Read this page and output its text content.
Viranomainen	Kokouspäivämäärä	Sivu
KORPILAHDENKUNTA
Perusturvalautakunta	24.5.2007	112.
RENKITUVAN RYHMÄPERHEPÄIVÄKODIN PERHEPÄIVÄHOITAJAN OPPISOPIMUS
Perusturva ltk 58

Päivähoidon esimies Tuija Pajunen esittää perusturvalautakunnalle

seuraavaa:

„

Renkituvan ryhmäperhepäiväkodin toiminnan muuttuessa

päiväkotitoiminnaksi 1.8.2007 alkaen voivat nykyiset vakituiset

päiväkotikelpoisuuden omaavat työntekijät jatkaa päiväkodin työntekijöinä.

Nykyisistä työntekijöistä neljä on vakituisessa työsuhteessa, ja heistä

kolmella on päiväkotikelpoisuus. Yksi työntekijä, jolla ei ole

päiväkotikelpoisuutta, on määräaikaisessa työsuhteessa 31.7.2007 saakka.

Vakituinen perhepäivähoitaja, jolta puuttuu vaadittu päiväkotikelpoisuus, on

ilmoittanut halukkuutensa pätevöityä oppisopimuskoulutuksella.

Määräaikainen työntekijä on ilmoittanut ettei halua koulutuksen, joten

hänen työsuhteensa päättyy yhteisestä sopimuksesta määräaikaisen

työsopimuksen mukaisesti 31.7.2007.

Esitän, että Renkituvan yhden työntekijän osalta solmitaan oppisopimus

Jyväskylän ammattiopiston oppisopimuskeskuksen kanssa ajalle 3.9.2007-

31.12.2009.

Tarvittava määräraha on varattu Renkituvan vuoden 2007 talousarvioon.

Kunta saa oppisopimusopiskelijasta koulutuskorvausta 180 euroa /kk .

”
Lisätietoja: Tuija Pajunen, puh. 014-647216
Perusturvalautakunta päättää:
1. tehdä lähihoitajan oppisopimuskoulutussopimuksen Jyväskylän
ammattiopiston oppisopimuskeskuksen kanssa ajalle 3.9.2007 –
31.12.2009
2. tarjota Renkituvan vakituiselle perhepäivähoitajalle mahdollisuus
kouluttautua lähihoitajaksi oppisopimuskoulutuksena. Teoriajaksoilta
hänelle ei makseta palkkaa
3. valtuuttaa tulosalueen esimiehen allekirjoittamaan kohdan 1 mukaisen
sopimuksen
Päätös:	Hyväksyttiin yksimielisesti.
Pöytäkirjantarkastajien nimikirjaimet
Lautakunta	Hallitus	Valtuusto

SHORT EXERCISE = List every line in the records above that contains the word "Pajunen".

SOLUTION BELOW =
Päivähoidon esimies Tuija Pajunen esittää perusturvalautakunnalle
Lisätietoja: Tuija Pajunen, puh. 014-647216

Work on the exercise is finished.